==== Records supplied ====
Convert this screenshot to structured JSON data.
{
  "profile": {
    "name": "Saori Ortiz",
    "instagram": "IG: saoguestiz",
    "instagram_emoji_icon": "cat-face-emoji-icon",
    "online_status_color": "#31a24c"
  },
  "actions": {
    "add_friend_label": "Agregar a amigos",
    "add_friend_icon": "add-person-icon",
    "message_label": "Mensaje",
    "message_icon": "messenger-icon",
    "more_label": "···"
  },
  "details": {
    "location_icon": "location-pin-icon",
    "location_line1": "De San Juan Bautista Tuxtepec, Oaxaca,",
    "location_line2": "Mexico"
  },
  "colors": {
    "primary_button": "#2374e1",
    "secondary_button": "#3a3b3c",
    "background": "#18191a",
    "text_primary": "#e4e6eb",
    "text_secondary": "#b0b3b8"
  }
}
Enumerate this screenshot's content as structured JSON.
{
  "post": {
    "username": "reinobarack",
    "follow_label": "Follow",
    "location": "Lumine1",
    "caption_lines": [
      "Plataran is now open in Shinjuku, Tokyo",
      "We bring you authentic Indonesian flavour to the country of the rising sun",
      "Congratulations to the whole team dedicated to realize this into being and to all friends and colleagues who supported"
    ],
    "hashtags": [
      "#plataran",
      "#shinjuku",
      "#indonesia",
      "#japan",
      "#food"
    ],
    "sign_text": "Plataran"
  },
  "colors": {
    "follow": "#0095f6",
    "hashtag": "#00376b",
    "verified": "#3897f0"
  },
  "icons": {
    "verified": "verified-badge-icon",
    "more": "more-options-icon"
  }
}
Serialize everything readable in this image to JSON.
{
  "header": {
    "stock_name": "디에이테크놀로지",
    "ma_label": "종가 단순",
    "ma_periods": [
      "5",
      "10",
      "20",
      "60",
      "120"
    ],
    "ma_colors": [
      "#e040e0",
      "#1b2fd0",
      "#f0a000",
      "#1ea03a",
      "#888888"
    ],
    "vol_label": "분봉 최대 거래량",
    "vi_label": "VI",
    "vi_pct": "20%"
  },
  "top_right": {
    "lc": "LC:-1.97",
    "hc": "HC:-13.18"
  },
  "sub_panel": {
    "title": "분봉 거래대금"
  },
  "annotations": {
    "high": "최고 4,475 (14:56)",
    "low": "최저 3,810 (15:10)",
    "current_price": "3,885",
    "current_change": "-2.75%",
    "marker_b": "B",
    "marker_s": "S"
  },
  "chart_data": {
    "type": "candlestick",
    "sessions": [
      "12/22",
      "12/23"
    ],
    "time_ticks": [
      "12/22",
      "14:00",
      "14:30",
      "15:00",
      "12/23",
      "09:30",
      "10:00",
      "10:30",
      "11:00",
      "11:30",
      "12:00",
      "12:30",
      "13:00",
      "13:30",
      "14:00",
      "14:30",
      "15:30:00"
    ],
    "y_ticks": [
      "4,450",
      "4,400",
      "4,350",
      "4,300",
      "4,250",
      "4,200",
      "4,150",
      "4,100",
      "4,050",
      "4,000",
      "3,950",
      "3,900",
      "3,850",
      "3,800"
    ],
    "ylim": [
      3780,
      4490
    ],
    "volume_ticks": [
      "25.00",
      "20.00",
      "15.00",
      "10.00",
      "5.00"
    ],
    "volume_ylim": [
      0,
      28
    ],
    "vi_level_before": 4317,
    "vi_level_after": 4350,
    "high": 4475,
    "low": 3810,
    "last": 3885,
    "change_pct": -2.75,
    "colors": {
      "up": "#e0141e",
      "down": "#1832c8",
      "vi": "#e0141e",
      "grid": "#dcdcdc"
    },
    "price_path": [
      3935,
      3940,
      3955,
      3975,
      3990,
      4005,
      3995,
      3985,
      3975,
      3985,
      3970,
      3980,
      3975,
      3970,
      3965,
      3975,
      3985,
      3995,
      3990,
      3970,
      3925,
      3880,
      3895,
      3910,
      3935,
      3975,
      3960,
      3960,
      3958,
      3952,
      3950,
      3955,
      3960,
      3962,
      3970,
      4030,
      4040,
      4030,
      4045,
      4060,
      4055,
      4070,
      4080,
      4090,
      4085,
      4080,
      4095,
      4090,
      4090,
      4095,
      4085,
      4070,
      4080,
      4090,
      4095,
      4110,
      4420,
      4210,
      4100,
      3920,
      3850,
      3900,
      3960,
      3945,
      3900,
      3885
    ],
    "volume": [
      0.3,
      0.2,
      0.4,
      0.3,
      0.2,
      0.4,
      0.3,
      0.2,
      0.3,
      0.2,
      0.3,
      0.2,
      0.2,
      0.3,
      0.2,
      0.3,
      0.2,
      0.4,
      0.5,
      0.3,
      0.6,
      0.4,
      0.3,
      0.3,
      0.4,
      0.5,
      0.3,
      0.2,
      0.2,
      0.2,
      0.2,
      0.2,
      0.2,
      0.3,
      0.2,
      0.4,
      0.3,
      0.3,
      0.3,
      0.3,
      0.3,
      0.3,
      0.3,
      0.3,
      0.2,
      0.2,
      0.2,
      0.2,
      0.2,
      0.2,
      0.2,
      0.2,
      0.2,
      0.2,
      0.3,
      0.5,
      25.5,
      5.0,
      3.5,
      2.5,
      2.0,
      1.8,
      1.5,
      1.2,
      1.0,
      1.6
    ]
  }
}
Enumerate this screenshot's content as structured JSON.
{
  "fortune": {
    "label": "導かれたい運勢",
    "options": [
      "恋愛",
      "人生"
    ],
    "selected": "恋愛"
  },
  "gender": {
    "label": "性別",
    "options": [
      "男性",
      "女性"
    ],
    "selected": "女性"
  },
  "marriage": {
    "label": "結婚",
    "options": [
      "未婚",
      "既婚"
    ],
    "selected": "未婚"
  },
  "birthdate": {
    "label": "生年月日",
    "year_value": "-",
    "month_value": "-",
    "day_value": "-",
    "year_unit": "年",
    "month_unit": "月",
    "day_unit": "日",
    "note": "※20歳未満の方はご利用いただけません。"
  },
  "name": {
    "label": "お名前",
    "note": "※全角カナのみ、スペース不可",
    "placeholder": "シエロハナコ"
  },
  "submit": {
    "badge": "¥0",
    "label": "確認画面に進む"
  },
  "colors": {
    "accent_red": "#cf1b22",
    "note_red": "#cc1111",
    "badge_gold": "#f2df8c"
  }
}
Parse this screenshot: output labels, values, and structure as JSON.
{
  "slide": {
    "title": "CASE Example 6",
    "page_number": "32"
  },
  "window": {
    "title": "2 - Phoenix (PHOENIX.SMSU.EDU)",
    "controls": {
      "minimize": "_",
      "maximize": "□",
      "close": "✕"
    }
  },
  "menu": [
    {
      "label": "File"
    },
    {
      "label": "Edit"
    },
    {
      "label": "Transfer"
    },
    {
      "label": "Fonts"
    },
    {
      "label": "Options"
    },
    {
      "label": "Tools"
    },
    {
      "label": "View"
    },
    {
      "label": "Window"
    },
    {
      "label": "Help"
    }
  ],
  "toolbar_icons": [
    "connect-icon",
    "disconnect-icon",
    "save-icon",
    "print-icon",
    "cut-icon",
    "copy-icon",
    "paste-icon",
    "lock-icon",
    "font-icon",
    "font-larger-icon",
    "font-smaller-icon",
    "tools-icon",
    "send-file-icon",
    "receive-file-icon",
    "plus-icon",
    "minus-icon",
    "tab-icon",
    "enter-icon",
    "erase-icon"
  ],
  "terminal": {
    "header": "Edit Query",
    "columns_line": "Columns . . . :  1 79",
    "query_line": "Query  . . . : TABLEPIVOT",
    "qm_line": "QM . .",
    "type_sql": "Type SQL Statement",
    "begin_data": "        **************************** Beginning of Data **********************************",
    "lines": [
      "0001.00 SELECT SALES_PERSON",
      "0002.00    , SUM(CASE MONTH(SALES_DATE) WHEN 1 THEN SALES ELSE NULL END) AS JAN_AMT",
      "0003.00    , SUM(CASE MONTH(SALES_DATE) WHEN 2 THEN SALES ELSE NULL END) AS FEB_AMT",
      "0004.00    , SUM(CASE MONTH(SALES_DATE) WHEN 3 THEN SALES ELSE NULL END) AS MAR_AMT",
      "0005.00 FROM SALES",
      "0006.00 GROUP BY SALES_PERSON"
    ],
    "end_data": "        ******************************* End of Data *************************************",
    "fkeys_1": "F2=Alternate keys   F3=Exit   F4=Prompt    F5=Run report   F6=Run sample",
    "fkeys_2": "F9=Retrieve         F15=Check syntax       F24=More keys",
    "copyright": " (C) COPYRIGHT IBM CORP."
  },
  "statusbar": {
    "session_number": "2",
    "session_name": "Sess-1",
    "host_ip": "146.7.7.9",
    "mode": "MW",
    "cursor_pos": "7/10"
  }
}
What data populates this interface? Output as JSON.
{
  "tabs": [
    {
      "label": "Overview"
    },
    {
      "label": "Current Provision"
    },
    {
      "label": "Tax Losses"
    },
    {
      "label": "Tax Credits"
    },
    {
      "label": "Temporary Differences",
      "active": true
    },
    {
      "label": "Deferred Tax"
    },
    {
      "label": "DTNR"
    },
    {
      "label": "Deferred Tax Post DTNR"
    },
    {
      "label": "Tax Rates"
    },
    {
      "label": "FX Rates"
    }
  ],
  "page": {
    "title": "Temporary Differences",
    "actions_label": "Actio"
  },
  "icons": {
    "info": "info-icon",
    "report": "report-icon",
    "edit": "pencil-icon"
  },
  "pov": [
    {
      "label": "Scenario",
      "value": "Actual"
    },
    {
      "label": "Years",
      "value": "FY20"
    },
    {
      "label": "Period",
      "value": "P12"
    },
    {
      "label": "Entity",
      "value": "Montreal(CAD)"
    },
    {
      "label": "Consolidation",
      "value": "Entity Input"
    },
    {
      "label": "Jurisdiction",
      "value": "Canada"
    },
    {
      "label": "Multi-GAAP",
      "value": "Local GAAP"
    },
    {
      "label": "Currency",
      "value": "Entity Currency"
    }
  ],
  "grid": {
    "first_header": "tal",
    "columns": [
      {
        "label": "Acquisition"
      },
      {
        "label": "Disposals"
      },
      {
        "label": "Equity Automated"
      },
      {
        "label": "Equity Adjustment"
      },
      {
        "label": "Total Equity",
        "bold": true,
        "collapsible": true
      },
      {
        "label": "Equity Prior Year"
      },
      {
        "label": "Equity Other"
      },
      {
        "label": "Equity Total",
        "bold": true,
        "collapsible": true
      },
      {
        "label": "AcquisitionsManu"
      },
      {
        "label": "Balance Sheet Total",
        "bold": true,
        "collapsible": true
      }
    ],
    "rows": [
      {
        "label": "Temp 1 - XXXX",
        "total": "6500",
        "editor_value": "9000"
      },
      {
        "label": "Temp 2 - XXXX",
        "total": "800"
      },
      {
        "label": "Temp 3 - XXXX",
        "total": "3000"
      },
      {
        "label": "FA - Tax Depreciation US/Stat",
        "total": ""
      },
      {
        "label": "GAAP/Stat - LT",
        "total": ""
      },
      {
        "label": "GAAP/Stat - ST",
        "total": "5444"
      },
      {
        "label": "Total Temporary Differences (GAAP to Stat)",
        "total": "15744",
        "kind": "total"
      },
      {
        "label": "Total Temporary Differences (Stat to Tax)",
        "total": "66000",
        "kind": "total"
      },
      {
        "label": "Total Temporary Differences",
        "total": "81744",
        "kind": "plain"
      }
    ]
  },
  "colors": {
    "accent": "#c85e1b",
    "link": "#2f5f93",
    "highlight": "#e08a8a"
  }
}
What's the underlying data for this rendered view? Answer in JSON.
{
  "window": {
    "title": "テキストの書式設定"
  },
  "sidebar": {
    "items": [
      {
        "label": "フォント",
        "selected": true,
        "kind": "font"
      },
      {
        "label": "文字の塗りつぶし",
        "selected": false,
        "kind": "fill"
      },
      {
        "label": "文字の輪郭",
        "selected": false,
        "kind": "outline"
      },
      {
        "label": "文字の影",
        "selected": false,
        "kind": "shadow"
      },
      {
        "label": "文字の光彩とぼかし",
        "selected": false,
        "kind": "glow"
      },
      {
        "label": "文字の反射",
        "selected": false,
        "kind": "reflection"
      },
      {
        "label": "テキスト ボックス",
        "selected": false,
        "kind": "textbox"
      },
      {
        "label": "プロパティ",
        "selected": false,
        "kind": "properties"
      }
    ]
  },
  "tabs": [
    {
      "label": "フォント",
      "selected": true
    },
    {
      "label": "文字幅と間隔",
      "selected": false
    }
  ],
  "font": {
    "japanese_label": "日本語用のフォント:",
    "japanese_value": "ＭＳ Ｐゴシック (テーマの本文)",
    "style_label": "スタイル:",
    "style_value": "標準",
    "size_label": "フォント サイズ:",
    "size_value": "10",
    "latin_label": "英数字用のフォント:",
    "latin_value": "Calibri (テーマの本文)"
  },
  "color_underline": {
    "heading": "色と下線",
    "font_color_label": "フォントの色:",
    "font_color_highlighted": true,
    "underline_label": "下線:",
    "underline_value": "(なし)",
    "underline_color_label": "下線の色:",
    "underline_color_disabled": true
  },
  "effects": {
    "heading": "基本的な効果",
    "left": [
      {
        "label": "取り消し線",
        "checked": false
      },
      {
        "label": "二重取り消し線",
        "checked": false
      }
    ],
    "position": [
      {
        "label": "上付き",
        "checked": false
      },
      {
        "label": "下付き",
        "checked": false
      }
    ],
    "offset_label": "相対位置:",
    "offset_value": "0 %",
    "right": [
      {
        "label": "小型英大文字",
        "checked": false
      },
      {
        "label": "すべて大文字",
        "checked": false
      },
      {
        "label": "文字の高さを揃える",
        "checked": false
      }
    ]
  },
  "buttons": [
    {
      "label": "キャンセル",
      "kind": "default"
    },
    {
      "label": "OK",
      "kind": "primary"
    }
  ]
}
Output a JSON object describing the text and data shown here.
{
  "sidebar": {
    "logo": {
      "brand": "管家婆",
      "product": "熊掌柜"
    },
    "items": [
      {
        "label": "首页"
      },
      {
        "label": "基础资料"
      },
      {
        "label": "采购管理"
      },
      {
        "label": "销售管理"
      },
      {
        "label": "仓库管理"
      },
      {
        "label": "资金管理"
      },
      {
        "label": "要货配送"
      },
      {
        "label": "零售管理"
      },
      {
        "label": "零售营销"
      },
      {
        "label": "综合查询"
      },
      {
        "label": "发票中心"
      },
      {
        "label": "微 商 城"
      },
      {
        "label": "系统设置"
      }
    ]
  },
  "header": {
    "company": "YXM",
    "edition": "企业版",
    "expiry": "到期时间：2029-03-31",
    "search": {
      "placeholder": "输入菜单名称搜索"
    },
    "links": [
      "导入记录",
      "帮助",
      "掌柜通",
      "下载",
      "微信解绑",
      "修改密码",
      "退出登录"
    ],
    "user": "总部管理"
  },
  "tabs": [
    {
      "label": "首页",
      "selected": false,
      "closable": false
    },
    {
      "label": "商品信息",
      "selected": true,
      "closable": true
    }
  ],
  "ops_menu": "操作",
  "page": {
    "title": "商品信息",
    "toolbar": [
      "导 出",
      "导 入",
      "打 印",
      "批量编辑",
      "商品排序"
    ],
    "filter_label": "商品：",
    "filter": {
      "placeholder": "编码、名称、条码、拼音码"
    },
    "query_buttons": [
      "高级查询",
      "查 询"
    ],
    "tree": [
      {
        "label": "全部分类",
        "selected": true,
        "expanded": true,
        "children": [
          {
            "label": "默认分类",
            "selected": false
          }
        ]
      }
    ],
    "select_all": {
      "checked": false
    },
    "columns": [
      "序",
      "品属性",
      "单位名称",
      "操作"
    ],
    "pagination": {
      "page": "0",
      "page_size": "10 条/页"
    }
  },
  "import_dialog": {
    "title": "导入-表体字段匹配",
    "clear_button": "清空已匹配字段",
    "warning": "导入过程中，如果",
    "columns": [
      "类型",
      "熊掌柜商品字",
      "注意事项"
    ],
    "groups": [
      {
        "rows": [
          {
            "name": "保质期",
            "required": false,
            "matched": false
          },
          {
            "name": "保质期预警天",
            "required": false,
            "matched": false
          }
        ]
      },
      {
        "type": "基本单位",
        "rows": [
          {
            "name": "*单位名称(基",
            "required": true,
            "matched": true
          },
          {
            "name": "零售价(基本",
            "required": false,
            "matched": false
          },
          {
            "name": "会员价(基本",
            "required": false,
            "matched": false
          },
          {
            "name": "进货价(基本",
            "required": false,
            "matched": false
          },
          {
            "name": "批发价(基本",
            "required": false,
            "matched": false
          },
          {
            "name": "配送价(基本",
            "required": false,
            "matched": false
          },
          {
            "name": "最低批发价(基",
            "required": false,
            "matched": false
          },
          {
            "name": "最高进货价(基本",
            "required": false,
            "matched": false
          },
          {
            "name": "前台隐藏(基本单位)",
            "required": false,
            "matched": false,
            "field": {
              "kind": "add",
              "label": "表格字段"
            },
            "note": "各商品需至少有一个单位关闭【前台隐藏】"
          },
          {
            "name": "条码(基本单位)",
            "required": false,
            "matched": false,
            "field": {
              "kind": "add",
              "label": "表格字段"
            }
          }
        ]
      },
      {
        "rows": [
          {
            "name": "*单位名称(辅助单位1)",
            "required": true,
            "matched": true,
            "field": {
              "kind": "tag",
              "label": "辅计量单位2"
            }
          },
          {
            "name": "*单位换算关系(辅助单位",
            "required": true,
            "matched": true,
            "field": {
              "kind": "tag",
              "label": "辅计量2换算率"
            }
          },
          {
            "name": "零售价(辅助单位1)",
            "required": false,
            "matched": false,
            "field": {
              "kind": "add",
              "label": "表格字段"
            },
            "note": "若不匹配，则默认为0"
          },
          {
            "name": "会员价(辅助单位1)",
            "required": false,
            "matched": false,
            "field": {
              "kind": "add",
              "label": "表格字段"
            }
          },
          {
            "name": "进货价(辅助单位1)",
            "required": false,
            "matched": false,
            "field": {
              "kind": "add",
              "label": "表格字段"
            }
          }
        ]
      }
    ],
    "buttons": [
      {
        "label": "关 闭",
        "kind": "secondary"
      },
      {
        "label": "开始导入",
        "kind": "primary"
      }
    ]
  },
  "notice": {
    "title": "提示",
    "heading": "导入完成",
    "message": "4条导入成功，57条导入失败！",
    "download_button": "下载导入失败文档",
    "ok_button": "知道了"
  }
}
====
Set exercise → Return every line in the listing that contains the word "keys".

Task result →
    "fkeys_1": "F2=Alternate keys   F3=Exit   F4=Prompt    F5=Run report   F6=Run sample",
    "fkeys_2": "F9=Retrieve         F15=Check syntax       F24=More keys",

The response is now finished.